>> begin Provided material
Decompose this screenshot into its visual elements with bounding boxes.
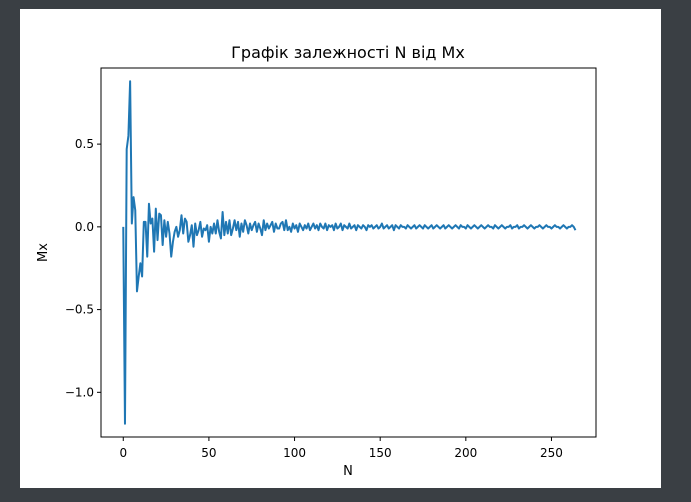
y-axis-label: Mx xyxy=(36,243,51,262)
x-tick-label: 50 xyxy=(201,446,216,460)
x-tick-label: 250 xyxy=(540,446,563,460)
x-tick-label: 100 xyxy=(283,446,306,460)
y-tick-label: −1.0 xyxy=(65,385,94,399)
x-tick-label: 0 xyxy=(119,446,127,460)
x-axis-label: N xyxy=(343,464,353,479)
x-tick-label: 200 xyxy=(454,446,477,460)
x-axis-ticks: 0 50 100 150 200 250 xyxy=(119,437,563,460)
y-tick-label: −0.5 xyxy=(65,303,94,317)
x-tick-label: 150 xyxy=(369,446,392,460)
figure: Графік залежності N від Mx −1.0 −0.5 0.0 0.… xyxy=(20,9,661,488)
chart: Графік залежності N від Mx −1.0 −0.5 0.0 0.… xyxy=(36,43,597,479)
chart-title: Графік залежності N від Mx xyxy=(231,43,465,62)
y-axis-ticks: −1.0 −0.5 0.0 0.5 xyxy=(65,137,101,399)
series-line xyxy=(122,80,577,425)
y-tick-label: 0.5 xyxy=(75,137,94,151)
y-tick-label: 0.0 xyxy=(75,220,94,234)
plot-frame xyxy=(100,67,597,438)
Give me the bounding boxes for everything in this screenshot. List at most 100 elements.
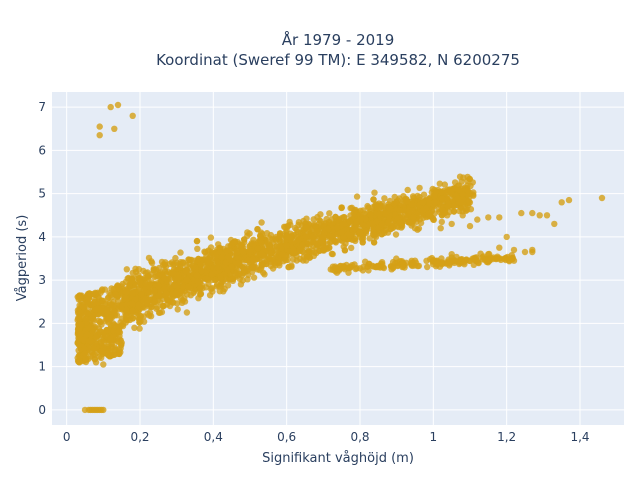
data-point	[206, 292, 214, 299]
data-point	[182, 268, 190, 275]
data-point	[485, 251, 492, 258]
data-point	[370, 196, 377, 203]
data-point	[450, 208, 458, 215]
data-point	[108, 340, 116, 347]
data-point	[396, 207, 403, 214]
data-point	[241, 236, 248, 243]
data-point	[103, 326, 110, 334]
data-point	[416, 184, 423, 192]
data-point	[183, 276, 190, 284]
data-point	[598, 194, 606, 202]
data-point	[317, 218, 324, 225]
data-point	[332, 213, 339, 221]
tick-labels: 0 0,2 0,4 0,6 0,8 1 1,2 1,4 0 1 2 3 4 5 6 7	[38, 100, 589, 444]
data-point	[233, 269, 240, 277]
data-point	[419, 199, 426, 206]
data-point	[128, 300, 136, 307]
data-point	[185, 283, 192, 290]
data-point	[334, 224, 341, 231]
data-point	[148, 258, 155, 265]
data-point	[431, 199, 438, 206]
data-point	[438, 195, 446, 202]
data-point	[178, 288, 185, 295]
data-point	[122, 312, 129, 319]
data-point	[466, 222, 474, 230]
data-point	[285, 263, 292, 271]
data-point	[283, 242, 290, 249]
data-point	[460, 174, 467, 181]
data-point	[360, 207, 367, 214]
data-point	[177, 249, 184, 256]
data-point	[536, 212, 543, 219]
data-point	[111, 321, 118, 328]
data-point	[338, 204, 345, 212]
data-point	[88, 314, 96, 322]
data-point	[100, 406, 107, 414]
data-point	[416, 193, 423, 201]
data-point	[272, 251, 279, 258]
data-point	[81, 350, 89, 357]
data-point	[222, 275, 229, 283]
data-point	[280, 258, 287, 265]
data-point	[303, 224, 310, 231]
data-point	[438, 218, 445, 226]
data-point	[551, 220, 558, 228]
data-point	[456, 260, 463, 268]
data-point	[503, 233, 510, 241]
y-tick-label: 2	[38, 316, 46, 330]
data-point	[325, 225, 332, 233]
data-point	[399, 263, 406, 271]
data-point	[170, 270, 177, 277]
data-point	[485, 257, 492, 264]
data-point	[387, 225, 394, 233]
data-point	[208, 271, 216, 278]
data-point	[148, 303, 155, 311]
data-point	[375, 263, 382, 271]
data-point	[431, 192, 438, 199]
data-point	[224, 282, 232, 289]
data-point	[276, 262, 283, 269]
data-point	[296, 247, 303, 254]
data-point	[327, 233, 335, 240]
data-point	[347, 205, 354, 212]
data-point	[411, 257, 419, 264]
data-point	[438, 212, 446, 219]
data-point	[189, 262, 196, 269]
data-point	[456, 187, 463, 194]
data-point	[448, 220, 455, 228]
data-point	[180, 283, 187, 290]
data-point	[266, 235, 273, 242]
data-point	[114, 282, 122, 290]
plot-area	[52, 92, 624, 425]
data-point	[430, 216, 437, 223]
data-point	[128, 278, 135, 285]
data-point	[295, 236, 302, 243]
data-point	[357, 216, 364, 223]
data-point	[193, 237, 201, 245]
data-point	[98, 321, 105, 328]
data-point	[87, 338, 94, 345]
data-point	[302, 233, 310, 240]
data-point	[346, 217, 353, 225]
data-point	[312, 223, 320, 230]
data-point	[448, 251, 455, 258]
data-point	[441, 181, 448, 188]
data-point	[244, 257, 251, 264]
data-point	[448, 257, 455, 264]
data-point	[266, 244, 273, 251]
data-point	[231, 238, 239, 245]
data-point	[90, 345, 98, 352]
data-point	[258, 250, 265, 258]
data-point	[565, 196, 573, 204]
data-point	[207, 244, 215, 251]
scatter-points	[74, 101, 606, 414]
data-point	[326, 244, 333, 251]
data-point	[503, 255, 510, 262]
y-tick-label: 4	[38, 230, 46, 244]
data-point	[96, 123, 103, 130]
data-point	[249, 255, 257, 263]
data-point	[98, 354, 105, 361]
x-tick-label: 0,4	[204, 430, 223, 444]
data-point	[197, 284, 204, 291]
>> end Provided material
[Given problem] Reproduce every entry above line for line, leaving out the pictures.

[Completed exercise]
Decompose this screenshot into its visual elements with bounding boxes.
y-axis-label: Mx xyxy=(36,243,51,262)
x-tick-label: 50 xyxy=(201,446,216,460)
x-tick-label: 250 xyxy=(540,446,563,460)
x-tick-label: 100 xyxy=(283,446,306,460)
y-tick-label: −1.0 xyxy=(65,385,94,399)
x-tick-label: 0 xyxy=(119,446,127,460)
x-axis-label: N xyxy=(343,464,353,479)
x-tick-label: 200 xyxy=(454,446,477,460)
x-axis-ticks: 0 50 100 150 200 250 xyxy=(119,437,563,460)
y-tick-label: −0.5 xyxy=(65,303,94,317)
x-tick-label: 150 xyxy=(369,446,392,460)
figure: Графік залежності N від Mx −1.0 −0.5 0.0 0.… xyxy=(20,9,661,488)
chart: Графік залежності N від Mx −1.0 −0.5 0.0 0.… xyxy=(36,43,597,479)
chart-title: Графік залежності N від Mx xyxy=(231,43,465,62)
y-axis-ticks: −1.0 −0.5 0.0 0.5 xyxy=(65,137,101,399)
series-line xyxy=(122,80,577,425)
y-tick-label: 0.5 xyxy=(75,137,94,151)
y-tick-label: 0.0 xyxy=(75,220,94,234)
plot-frame xyxy=(100,67,597,438)
Give me the bounding boxes for everything in this screenshot. List at most 100 elements.
data-point	[206, 292, 214, 299]
data-point	[182, 268, 190, 275]
data-point	[485, 251, 492, 258]
data-point	[370, 196, 377, 203]
data-point	[450, 208, 458, 215]
data-point	[108, 340, 116, 347]
data-point	[396, 207, 403, 214]
data-point	[241, 236, 248, 243]
data-point	[103, 326, 110, 334]
data-point	[416, 184, 423, 192]
data-point	[183, 276, 190, 284]
data-point	[598, 194, 606, 202]
data-point	[317, 218, 324, 225]
data-point	[332, 213, 339, 221]
tick-labels: 0 0,2 0,4 0,6 0,8 1 1,2 1,4 0 1 2 3 4 5 6 7	[38, 100, 589, 444]
data-point	[233, 269, 240, 277]
data-point	[419, 199, 426, 206]
data-point	[128, 300, 136, 307]
data-point	[185, 283, 192, 290]
data-point	[334, 224, 341, 231]
data-point	[148, 258, 155, 265]
data-point	[431, 199, 438, 206]
data-point	[438, 195, 446, 202]
data-point	[178, 288, 185, 295]
data-point	[122, 312, 129, 319]
data-point	[466, 222, 474, 230]
data-point	[285, 263, 292, 271]
data-point	[283, 242, 290, 249]
data-point	[460, 174, 467, 181]
data-point	[360, 207, 367, 214]
data-point	[177, 249, 184, 256]
data-point	[536, 212, 543, 219]
data-point	[111, 321, 118, 328]
data-point	[338, 204, 345, 212]
data-point	[88, 314, 96, 322]
data-point	[100, 406, 107, 414]
data-point	[416, 193, 423, 201]
data-point	[272, 251, 279, 258]
data-point	[81, 350, 89, 357]
data-point	[222, 275, 229, 283]
data-point	[280, 258, 287, 265]
data-point	[303, 224, 310, 231]
data-point	[438, 218, 445, 226]
data-point	[551, 220, 558, 228]
data-point	[456, 260, 463, 268]
data-point	[503, 233, 510, 241]
y-tick-label: 2	[38, 316, 46, 330]
data-point	[325, 225, 332, 233]
data-point	[399, 263, 406, 271]
data-point	[170, 270, 177, 277]
data-point	[485, 257, 492, 264]
data-point	[387, 225, 394, 233]
data-point	[208, 271, 216, 278]
data-point	[148, 303, 155, 311]
data-point	[375, 263, 382, 271]
data-point	[431, 192, 438, 199]
data-point	[224, 282, 232, 289]
data-point	[276, 262, 283, 269]
data-point	[296, 247, 303, 254]
data-point	[327, 233, 335, 240]
data-point	[347, 205, 354, 212]
data-point	[411, 257, 419, 264]
data-point	[438, 212, 446, 219]
data-point	[189, 262, 196, 269]
data-point	[456, 187, 463, 194]
data-point	[448, 220, 455, 228]
data-point	[180, 283, 187, 290]
data-point	[266, 235, 273, 242]
data-point	[114, 282, 122, 290]
plot-area	[52, 92, 624, 425]
data-point	[430, 216, 437, 223]
data-point	[128, 278, 135, 285]
data-point	[295, 236, 302, 243]
data-point	[357, 216, 364, 223]
data-point	[193, 237, 201, 245]
data-point	[98, 321, 105, 328]
data-point	[87, 338, 94, 345]
data-point	[302, 233, 310, 240]
data-point	[346, 217, 353, 225]
data-point	[312, 223, 320, 230]
data-point	[448, 251, 455, 258]
data-point	[441, 181, 448, 188]
data-point	[244, 257, 251, 264]
data-point	[448, 257, 455, 264]
data-point	[266, 244, 273, 251]
data-point	[231, 238, 239, 245]
data-point	[90, 345, 98, 352]
data-point	[258, 250, 265, 258]
data-point	[565, 196, 573, 204]
data-point	[207, 244, 215, 251]
scatter-points	[74, 101, 606, 414]
data-point	[326, 244, 333, 251]
data-point	[503, 255, 510, 262]
y-tick-label: 4	[38, 230, 46, 244]
data-point	[96, 123, 103, 130]
data-point	[249, 255, 257, 263]
data-point	[98, 354, 105, 361]
x-tick-label: 0,4	[204, 430, 223, 444]
data-point	[197, 284, 204, 291]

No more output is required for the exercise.